:: STATED GOAL ::
Write the listing below out again exactly, dropping the images.
+++ THE INPUT
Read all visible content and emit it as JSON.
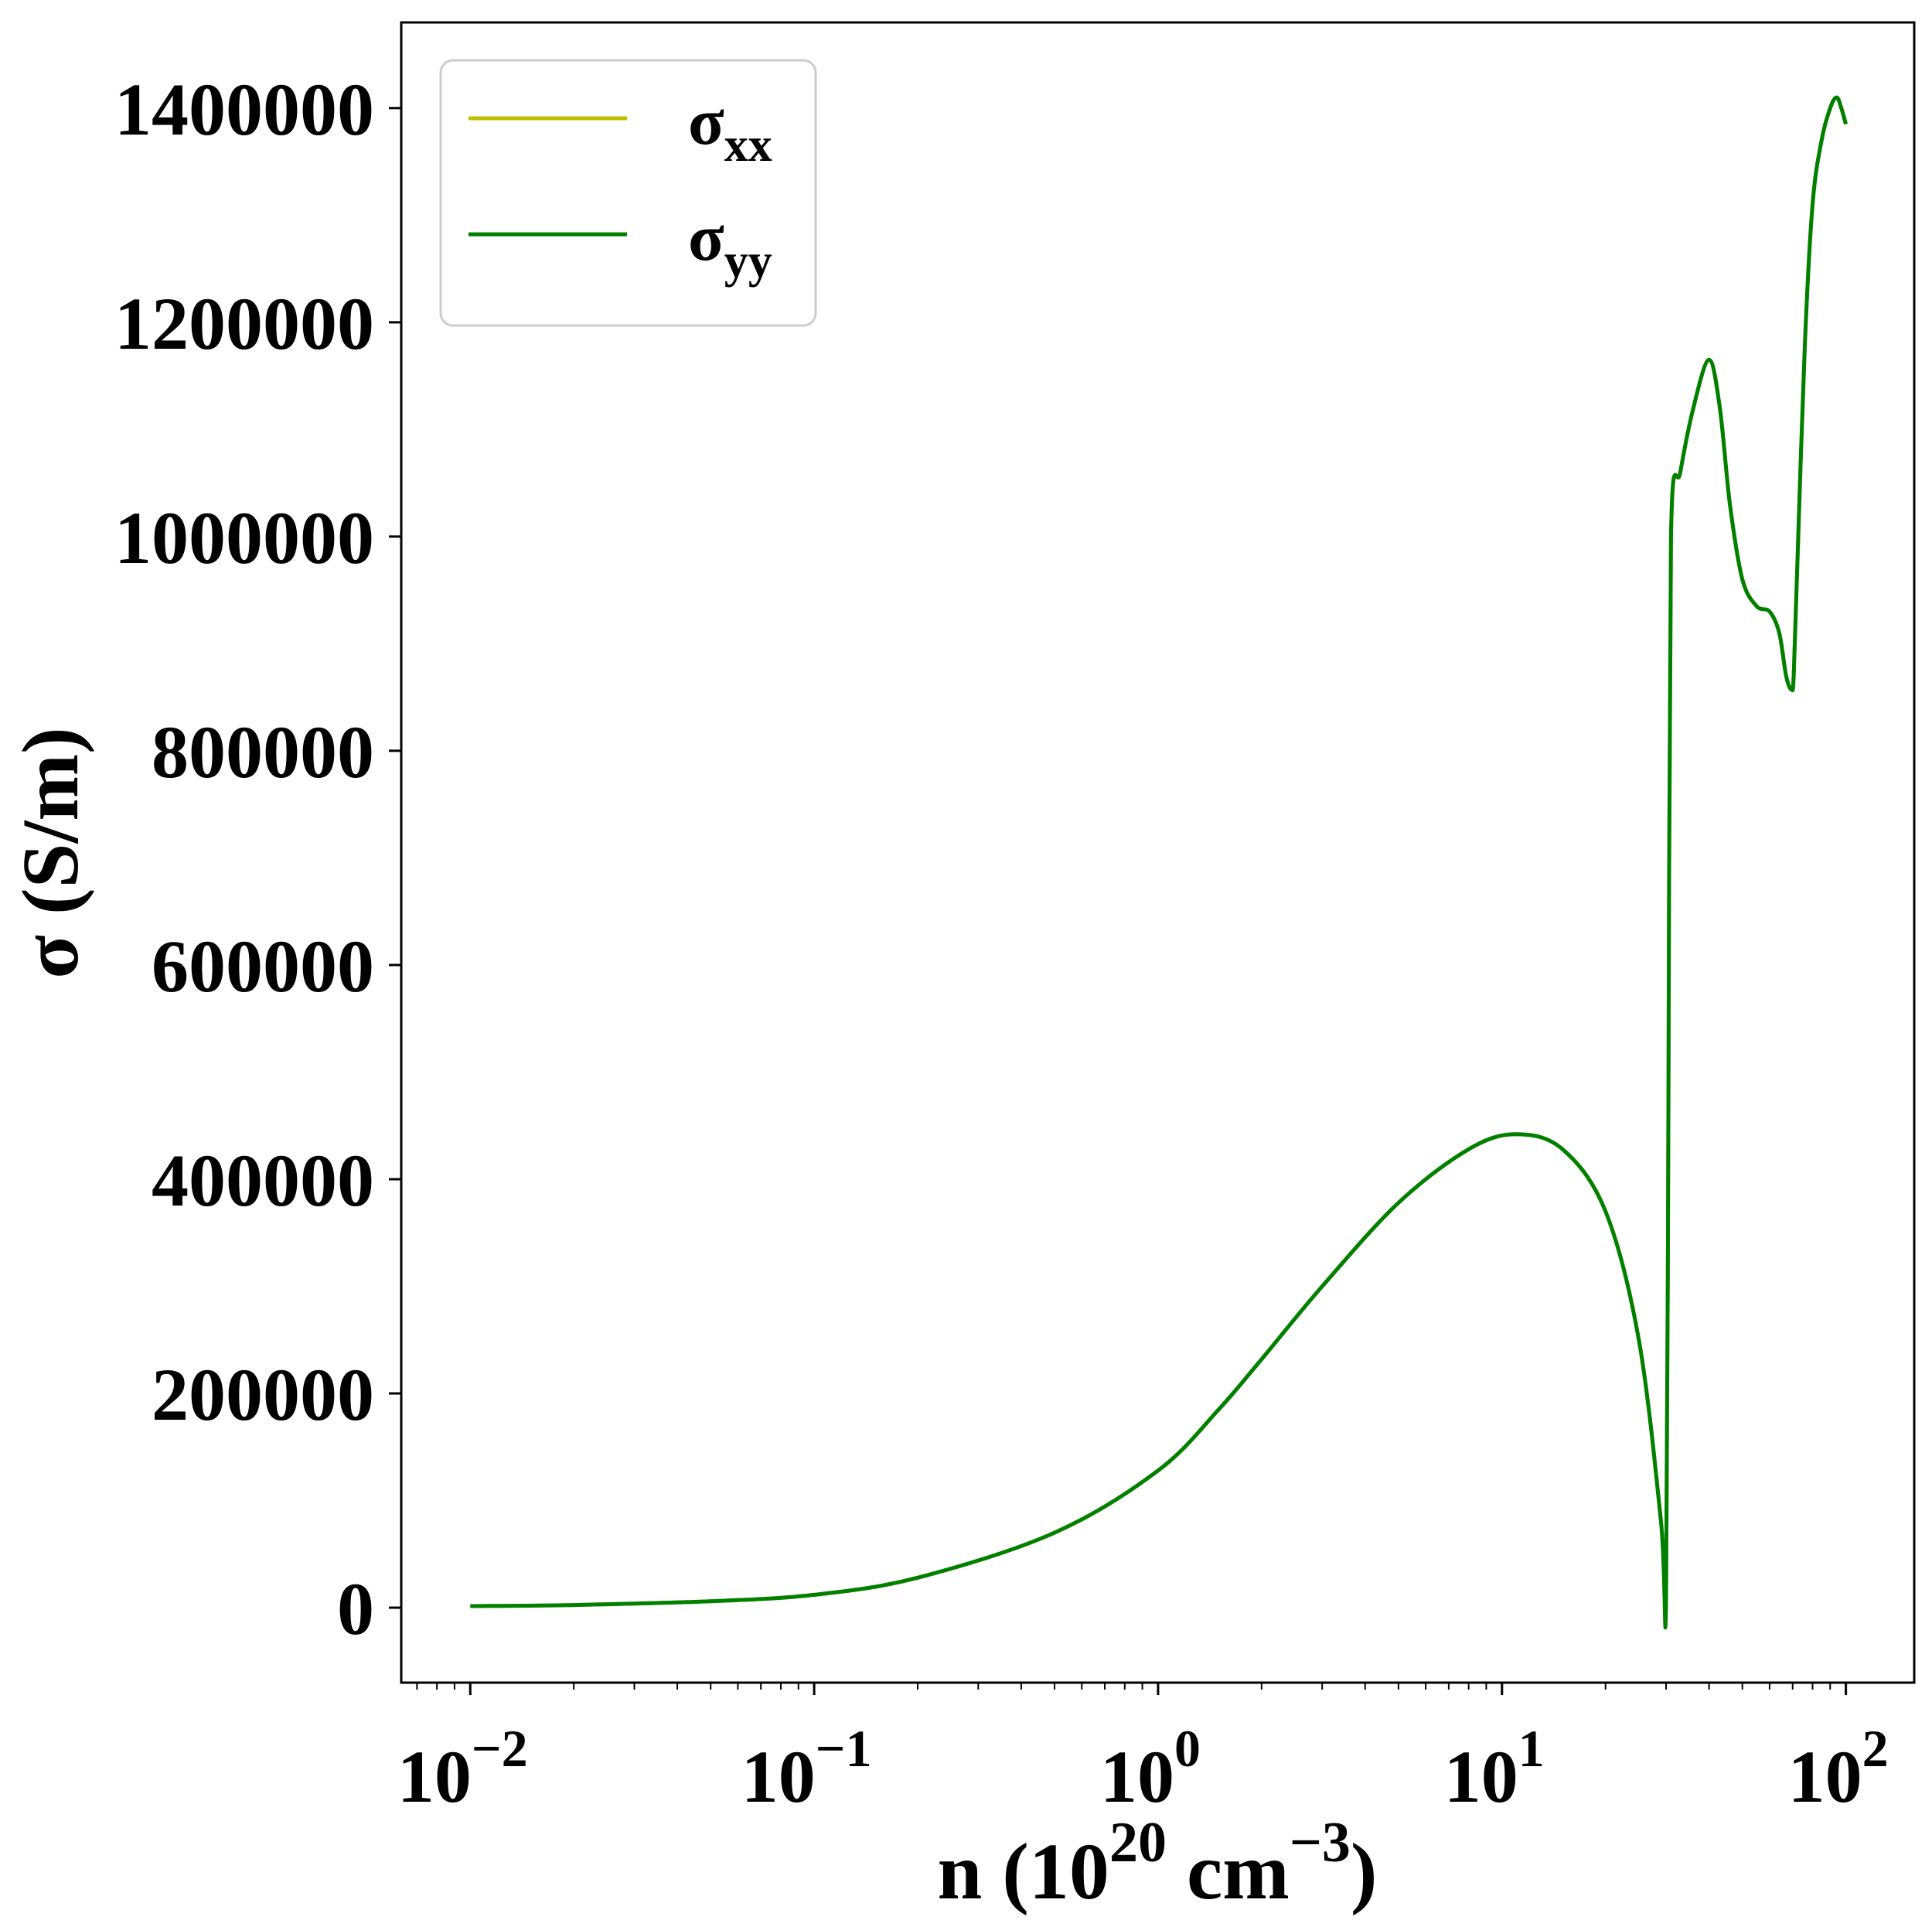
{
  "chart_data": {
    "type": "line",
    "xscale": "log",
    "xlim": [
      0.0063,
      158
    ],
    "ylim": [
      -70000,
      1480000
    ],
    "grid": false,
    "legend_position": "top-left",
    "xlabel": {
      "base": "n (10",
      "exp": "20",
      "mid": " cm",
      "exp2": "−3",
      "end": ")"
    },
    "ylabel": "σ (S/m)",
    "x_ticks": [
      {
        "value": 0.01,
        "base": "10",
        "exp": "−2"
      },
      {
        "value": 0.1,
        "base": "10",
        "exp": "−1"
      },
      {
        "value": 1,
        "base": "10",
        "exp": "0"
      },
      {
        "value": 10,
        "base": "10",
        "exp": "1"
      },
      {
        "value": 100,
        "base": "10",
        "exp": "2"
      }
    ],
    "y_ticks": [
      {
        "value": 0,
        "label": "0"
      },
      {
        "value": 200000,
        "label": "200000"
      },
      {
        "value": 400000,
        "label": "400000"
      },
      {
        "value": 600000,
        "label": "600000"
      },
      {
        "value": 800000,
        "label": "800000"
      },
      {
        "value": 1000000,
        "label": "1000000"
      },
      {
        "value": 1200000,
        "label": "1200000"
      },
      {
        "value": 1400000,
        "label": "1400000"
      }
    ],
    "series": [
      {
        "name": "σ",
        "subscript": "xx",
        "color": "#bfbf00",
        "x": [
          0.01,
          0.02,
          0.05,
          0.1,
          0.2,
          0.5,
          1,
          1.5,
          2,
          3,
          5,
          8,
          11,
          15,
          20,
          25,
          29,
          30,
          30.5,
          31,
          33,
          36,
          40,
          43,
          46,
          50,
          55,
          60,
          64,
          67,
          69.5,
          70.5,
          72,
          76,
          80,
          85,
          90,
          94,
          97,
          100
        ],
        "y": [
          1500,
          2500,
          6000,
          12000,
          28000,
          70000,
          128000,
          185000,
          232000,
          300000,
          378000,
          428000,
          442000,
          428000,
          370000,
          250000,
          80000,
          5000,
          500000,
          1000000,
          1060000,
          1120000,
          1165000,
          1120000,
          1030000,
          960000,
          935000,
          930000,
          910000,
          870000,
          857000,
          870000,
          960000,
          1180000,
          1310000,
          1370000,
          1400000,
          1410000,
          1400000,
          1385000
        ]
      },
      {
        "name": "σ",
        "subscript": "yy",
        "color": "#008000",
        "x": [
          0.01,
          0.02,
          0.05,
          0.1,
          0.2,
          0.5,
          1,
          1.5,
          2,
          3,
          5,
          8,
          11,
          15,
          20,
          25,
          29,
          30,
          30.5,
          31,
          33,
          36,
          40,
          43,
          46,
          50,
          55,
          60,
          64,
          67,
          69.5,
          70.5,
          72,
          76,
          80,
          85,
          90,
          94,
          97,
          100
        ],
        "y": [
          1500,
          2500,
          6000,
          12000,
          28000,
          70000,
          128000,
          185000,
          232000,
          300000,
          378000,
          428000,
          442000,
          428000,
          370000,
          250000,
          80000,
          5000,
          500000,
          1000000,
          1060000,
          1120000,
          1165000,
          1120000,
          1030000,
          960000,
          935000,
          930000,
          910000,
          870000,
          857000,
          870000,
          960000,
          1180000,
          1310000,
          1370000,
          1400000,
          1410000,
          1400000,
          1385000
        ]
      }
    ]
  }
}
++++++
:: ANSWER FOR THE TASK ::
Read all visible content and emit it as JSON.
{
  "chart_data": {
    "type": "line",
    "xscale": "log",
    "xlim": [
      0.0063,
      158
    ],
    "ylim": [
      -70000,
      1480000
    ],
    "grid": false,
    "legend_position": "top-left",
    "xlabel": {
      "base": "n (10",
      "exp": "20",
      "mid": " cm",
      "exp2": "−3",
      "end": ")"
    },
    "ylabel": "σ (S/m)",
    "x_ticks": [
      {
        "value": 0.01,
        "base": "10",
        "exp": "−2"
      },
      {
        "value": 0.1,
        "base": "10",
        "exp": "−1"
      },
      {
        "value": 1,
        "base": "10",
        "exp": "0"
      },
      {
        "value": 10,
        "base": "10",
        "exp": "1"
      },
      {
        "value": 100,
        "base": "10",
        "exp": "2"
      }
    ],
    "y_ticks": [
      {
        "value": 0,
        "label": "0"
      },
      {
        "value": 200000,
        "label": "200000"
      },
      {
        "value": 400000,
        "label": "400000"
      },
      {
        "value": 600000,
        "label": "600000"
      },
      {
        "value": 800000,
        "label": "800000"
      },
      {
        "value": 1000000,
        "label": "1000000"
      },
      {
        "value": 1200000,
        "label": "1200000"
      },
      {
        "value": 1400000,
        "label": "1400000"
      }
    ],
    "series": [
      {
        "name": "σ",
        "subscript": "xx",
        "color": "#bfbf00",
        "x": [
          0.01,
          0.02,
          0.05,
          0.1,
          0.2,
          0.5,
          1,
          1.5,
          2,
          3,
          5,
          8,
          11,
          15,
          20,
          25,
          29,
          30,
          30.5,
          31,
          33,
          36,
          40,
          43,
          46,
          50,
          55,
          60,
          64,
          67,
          69.5,
          70.5,
          72,
          76,
          80,
          85,
          90,
          94,
          97,
          100
        ],
        "y": [
          1500,
          2500,
          6000,
          12000,
          28000,
          70000,
          128000,
          185000,
          232000,
          300000,
          378000,
          428000,
          442000,
          428000,
          370000,
          250000,
          80000,
          5000,
          500000,
          1000000,
          1060000,
          1120000,
          1165000,
          1120000,
          1030000,
          960000,
          935000,
          930000,
          910000,
          870000,
          857000,
          870000,
          960000,
          1180000,
          1310000,
          1370000,
          1400000,
          1410000,
          1400000,
          1385000
        ]
      },
      {
        "name": "σ",
        "subscript": "yy",
        "color": "#008000",
        "x": [
          0.01,
          0.02,
          0.05,
          0.1,
          0.2,
          0.5,
          1,
          1.5,
          2,
          3,
          5,
          8,
          11,
          15,
          20,
          25,
          29,
          30,
          30.5,
          31,
          33,
          36,
          40,
          43,
          46,
          50,
          55,
          60,
          64,
          67,
          69.5,
          70.5,
          72,
          76,
          80,
          85,
          90,
          94,
          97,
          100
        ],
        "y": [
          1500,
          2500,
          6000,
          12000,
          28000,
          70000,
          128000,
          185000,
          232000,
          300000,
          378000,
          428000,
          442000,
          428000,
          370000,
          250000,
          80000,
          5000,
          500000,
          1000000,
          1060000,
          1120000,
          1165000,
          1120000,
          1030000,
          960000,
          935000,
          930000,
          910000,
          870000,
          857000,
          870000,
          960000,
          1180000,
          1310000,
          1370000,
          1400000,
          1410000,
          1400000,
          1385000
        ]
      }
    ]
  }
}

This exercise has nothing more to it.